(GIVEN REQUEST):
Return each entry exactly, with none missing.

___ RECORD EXCERPTS

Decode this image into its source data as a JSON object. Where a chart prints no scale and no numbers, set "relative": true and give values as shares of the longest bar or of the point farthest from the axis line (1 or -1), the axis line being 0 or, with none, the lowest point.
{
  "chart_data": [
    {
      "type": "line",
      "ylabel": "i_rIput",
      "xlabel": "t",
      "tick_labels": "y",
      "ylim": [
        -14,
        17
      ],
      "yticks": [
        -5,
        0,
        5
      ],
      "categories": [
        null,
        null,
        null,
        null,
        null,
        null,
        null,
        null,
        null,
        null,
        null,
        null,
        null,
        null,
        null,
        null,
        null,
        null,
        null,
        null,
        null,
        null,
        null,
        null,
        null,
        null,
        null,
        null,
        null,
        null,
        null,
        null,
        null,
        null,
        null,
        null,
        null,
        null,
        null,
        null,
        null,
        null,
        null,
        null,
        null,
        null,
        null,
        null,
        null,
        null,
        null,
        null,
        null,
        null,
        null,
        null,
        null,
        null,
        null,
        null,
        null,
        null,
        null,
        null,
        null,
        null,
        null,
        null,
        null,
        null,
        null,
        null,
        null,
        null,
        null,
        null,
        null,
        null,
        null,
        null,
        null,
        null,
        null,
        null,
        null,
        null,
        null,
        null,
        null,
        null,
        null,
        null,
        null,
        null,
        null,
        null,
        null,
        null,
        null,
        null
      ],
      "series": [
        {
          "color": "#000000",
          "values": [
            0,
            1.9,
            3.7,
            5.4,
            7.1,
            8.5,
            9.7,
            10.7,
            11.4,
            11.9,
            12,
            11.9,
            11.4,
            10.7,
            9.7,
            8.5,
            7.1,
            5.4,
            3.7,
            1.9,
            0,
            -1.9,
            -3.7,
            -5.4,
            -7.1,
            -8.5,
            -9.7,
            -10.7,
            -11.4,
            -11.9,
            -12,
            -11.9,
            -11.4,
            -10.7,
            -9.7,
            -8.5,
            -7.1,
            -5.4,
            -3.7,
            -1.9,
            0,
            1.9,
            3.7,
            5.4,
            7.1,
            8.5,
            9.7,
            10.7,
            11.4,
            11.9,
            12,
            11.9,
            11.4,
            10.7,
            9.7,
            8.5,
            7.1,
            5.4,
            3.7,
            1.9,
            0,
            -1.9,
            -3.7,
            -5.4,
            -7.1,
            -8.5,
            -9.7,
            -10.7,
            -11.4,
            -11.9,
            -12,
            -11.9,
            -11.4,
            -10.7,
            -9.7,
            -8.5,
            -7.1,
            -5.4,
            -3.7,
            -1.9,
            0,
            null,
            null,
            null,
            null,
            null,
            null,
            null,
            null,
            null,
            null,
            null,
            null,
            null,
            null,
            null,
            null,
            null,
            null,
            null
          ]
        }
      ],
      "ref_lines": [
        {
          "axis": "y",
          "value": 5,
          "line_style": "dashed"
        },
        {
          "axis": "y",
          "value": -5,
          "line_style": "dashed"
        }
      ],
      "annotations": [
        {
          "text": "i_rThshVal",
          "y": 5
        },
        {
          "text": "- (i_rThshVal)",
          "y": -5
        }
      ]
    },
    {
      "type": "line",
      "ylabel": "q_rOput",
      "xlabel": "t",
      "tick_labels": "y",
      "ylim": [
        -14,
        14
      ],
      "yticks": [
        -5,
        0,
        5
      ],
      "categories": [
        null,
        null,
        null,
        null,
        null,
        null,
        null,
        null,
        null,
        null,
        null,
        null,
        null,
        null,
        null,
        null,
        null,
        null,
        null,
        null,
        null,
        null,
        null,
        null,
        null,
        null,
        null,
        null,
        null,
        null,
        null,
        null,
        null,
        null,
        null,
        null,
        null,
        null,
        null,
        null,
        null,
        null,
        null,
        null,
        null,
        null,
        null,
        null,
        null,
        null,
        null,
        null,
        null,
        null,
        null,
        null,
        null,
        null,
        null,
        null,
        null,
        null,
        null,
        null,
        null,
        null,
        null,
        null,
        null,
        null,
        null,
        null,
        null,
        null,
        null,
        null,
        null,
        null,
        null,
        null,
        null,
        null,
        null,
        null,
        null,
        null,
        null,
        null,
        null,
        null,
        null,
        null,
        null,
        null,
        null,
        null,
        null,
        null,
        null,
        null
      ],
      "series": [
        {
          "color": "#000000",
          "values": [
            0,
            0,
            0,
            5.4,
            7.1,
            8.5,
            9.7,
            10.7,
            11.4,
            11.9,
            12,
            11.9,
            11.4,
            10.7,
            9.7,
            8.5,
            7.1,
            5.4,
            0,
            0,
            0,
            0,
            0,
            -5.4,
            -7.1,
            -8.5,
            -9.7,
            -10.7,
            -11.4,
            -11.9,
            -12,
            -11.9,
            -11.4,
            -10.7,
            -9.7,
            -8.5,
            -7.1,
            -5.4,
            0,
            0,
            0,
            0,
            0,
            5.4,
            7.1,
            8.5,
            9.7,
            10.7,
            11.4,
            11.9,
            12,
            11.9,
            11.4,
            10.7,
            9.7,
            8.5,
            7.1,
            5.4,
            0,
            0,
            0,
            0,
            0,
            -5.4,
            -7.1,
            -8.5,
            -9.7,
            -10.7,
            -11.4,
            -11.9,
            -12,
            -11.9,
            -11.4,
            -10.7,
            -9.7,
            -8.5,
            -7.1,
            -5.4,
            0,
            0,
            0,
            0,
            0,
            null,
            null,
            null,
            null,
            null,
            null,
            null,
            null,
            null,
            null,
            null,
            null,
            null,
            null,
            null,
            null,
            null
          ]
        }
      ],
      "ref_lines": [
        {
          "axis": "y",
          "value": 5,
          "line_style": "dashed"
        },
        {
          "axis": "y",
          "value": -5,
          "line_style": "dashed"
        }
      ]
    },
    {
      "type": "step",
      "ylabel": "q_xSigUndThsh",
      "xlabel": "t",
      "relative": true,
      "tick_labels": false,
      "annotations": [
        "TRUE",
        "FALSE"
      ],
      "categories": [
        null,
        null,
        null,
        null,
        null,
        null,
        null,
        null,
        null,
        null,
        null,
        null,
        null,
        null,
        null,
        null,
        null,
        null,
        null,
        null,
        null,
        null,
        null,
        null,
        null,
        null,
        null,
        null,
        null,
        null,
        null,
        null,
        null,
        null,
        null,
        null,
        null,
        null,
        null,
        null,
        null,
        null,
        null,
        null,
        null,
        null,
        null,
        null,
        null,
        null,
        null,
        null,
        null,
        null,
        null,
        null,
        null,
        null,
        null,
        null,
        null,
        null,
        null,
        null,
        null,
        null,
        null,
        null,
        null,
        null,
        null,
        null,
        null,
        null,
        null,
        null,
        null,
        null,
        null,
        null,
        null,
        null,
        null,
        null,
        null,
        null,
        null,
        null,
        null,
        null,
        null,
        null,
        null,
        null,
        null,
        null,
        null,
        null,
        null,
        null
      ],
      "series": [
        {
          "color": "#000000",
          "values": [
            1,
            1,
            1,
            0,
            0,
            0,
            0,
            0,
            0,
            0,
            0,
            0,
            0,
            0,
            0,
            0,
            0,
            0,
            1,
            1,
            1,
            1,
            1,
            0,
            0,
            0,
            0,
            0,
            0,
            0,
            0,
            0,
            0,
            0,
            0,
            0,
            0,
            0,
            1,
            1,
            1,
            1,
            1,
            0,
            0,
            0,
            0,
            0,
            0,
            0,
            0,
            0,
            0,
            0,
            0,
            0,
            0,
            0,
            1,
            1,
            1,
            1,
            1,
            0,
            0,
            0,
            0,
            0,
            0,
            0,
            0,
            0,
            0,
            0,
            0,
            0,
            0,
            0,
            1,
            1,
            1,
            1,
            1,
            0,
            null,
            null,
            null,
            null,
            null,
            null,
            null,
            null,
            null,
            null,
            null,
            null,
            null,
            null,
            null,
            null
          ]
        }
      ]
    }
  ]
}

______

(ANSWER TO THE PROBLEM):
Decode this image into its source data as a JSON object. Where a chart prints no scale and no numbers, set "relative": true and give values as shares of the longest bar or of the point farthest from the axis line (1 or -1), the axis line being 0 or, with none, the lowest point.
{
  "chart_data": [
    {
      "type": "line",
      "ylabel": "i_rIput",
      "xlabel": "t",
      "tick_labels": "y",
      "ylim": [
        -14,
        17
      ],
      "yticks": [
        -5,
        0,
        5
      ],
      "categories": [
        null,
        null,
        null,
        null,
        null,
        null,
        null,
        null,
        null,
        null,
        null,
        null,
        null,
        null,
        null,
        null,
        null,
        null,
        null,
        null,
        null,
        null,
        null,
        null,
        null,
        null,
        null,
        null,
        null,
        null,
        null,
        null,
        null,
        null,
        null,
        null,
        null,
        null,
        null,
        null,
        null,
        null,
        null,
        null,
        null,
        null,
        null,
        null,
        null,
        null,
        null,
        null,
        null,
        null,
        null,
        null,
        null,
        null,
        null,
        null,
        null,
        null,
        null,
        null,
        null,
        null,
        null,
        null,
        null,
        null,
        null,
        null,
        null,
        null,
        null,
        null,
        null,
        null,
        null,
        null,
        null,
        null,
        null,
        null,
        null,
        null,
        null,
        null,
        null,
        null,
        null,
        null,
        null,
        null,
        null,
        null,
        null,
        null,
        null,
        null
      ],
      "series": [
        {
          "color": "#000000",
          "values": [
            0,
            1.9,
            3.7,
            5.4,
            7.1,
            8.5,
            9.7,
            10.7,
            11.4,
            11.9,
            12,
            11.9,
            11.4,
            10.7,
            9.7,
            8.5,
            7.1,
            5.4,
            3.7,
            1.9,
            0,
            -1.9,
            -3.7,
            -5.4,
            -7.1,
            -8.5,
            -9.7,
            -10.7,
            -11.4,
            -11.9,
            -12,
            -11.9,
            -11.4,
            -10.7,
            -9.7,
            -8.5,
            -7.1,
            -5.4,
            -3.7,
            -1.9,
            0,
            1.9,
            3.7,
            5.4,
            7.1,
            8.5,
            9.7,
            10.7,
            11.4,
            11.9,
            12,
            11.9,
            11.4,
            10.7,
            9.7,
            8.5,
            7.1,
            5.4,
            3.7,
            1.9,
            0,
            -1.9,
            -3.7,
            -5.4,
            -7.1,
            -8.5,
            -9.7,
            -10.7,
            -11.4,
            -11.9,
            -12,
            -11.9,
            -11.4,
            -10.7,
            -9.7,
            -8.5,
            -7.1,
            -5.4,
            -3.7,
            -1.9,
            0,
            null,
            null,
            null,
            null,
            null,
            null,
            null,
            null,
            null,
            null,
            null,
            null,
            null,
            null,
            null,
            null,
            null,
            null,
            null
          ]
        }
      ],
      "ref_lines": [
        {
          "axis": "y",
          "value": 5,
          "line_style": "dashed"
        },
        {
          "axis": "y",
          "value": -5,
          "line_style": "dashed"
        }
      ],
      "annotations": [
        {
          "text": "i_rThshVal",
          "y": 5
        },
        {
          "text": "- (i_rThshVal)",
          "y": -5
        }
      ]
    },
    {
      "type": "line",
      "ylabel": "q_rOput",
      "xlabel": "t",
      "tick_labels": "y",
      "ylim": [
        -14,
        14
      ],
      "yticks": [
        -5,
        0,
        5
      ],
      "categories": [
        null,
        null,
        null,
        null,
        null,
        null,
        null,
        null,
        null,
        null,
        null,
        null,
        null,
        null,
        null,
        null,
        null,
        null,
        null,
        null,
        null,
        null,
        null,
        null,
        null,
        null,
        null,
        null,
        null,
        null,
        null,
        null,
        null,
        null,
        null,
        null,
        null,
        null,
        null,
        null,
        null,
        null,
        null,
        null,
        null,
        null,
        null,
        null,
        null,
        null,
        null,
        null,
        null,
        null,
        null,
        null,
        null,
        null,
        null,
        null,
        null,
        null,
        null,
        null,
        null,
        null,
        null,
        null,
        null,
        null,
        null,
        null,
        null,
        null,
        null,
        null,
        null,
        null,
        null,
        null,
        null,
        null,
        null,
        null,
        null,
        null,
        null,
        null,
        null,
        null,
        null,
        null,
        null,
        null,
        null,
        null,
        null,
        null,
        null,
        null
      ],
      "series": [
        {
          "color": "#000000",
          "values": [
            0,
            0,
            0,
            5.4,
            7.1,
            8.5,
            9.7,
            10.7,
            11.4,
            11.9,
            12,
            11.9,
            11.4,
            10.7,
            9.7,
            8.5,
            7.1,
            5.4,
            0,
            0,
            0,
            0,
            0,
            -5.4,
            -7.1,
            -8.5,
            -9.7,
            -10.7,
            -11.4,
            -11.9,
            -12,
            -11.9,
            -11.4,
            -10.7,
            -9.7,
            -8.5,
            -7.1,
            -5.4,
            0,
            0,
            0,
            0,
            0,
            5.4,
            7.1,
            8.5,
            9.7,
            10.7,
            11.4,
            11.9,
            12,
            11.9,
            11.4,
            10.7,
            9.7,
            8.5,
            7.1,
            5.4,
            0,
            0,
            0,
            0,
            0,
            -5.4,
            -7.1,
            -8.5,
            -9.7,
            -10.7,
            -11.4,
            -11.9,
            -12,
            -11.9,
            -11.4,
            -10.7,
            -9.7,
            -8.5,
            -7.1,
            -5.4,
            0,
            0,
            0,
            0,
            0,
            null,
            null,
            null,
            null,
            null,
            null,
            null,
            null,
            null,
            null,
            null,
            null,
            null,
            null,
            null,
            null,
            null
          ]
        }
      ],
      "ref_lines": [
        {
          "axis": "y",
          "value": 5,
          "line_style": "dashed"
        },
        {
          "axis": "y",
          "value": -5,
          "line_style": "dashed"
        }
      ]
    },
    {
      "type": "step",
      "ylabel": "q_xSigUndThsh",
      "xlabel": "t",
      "relative": true,
      "tick_labels": false,
      "annotations": [
        "TRUE",
        "FALSE"
      ],
      "categories": [
        null,
        null,
        null,
        null,
        null,
        null,
        null,
        null,
        null,
        null,
        null,
        null,
        null,
        null,
        null,
        null,
        null,
        null,
        null,
        null,
        null,
        null,
        null,
        null,
        null,
        null,
        null,
        null,
        null,
        null,
        null,
        null,
        null,
        null,
        null,
        null,
        null,
        null,
        null,
        null,
        null,
        null,
        null,
        null,
        null,
        null,
        null,
        null,
        null,
        null,
        null,
        null,
        null,
        null,
        null,
        null,
        null,
        null,
        null,
        null,
        null,
        null,
        null,
        null,
        null,
        null,
        null,
        null,
        null,
        null,
        null,
        null,
        null,
        null,
        null,
        null,
        null,
        null,
        null,
        null,
        null,
        null,
        null,
        null,
        null,
        null,
        null,
        null,
        null,
        null,
        null,
        null,
        null,
        null,
        null,
        null,
        null,
        null,
        null,
        null
      ],
      "series": [
        {
          "color": "#000000",
          "values": [
            1,
            1,
            1,
            0,
            0,
            0,
            0,
            0,
            0,
            0,
            0,
            0,
            0,
            0,
            0,
            0,
            0,
            0,
            1,
            1,
            1,
            1,
            1,
            0,
            0,
            0,
            0,
            0,
            0,
            0,
            0,
            0,
            0,
            0,
            0,
            0,
            0,
            0,
            1,
            1,
            1,
            1,
            1,
            0,
            0,
            0,
            0,
            0,
            0,
            0,
            0,
            0,
            0,
            0,
            0,
            0,
            0,
            0,
            1,
            1,
            1,
            1,
            1,
            0,
            0,
            0,
            0,
            0,
            0,
            0,
            0,
            0,
            0,
            0,
            0,
            0,
            0,
            0,
            1,
            1,
            1,
            1,
            1,
            0,
            null,
            null,
            null,
            null,
            null,
            null,
            null,
            null,
            null,
            null,
            null,
            null,
            null,
            null,
            null,
            null
          ]
        }
      ]
    }
  ]
}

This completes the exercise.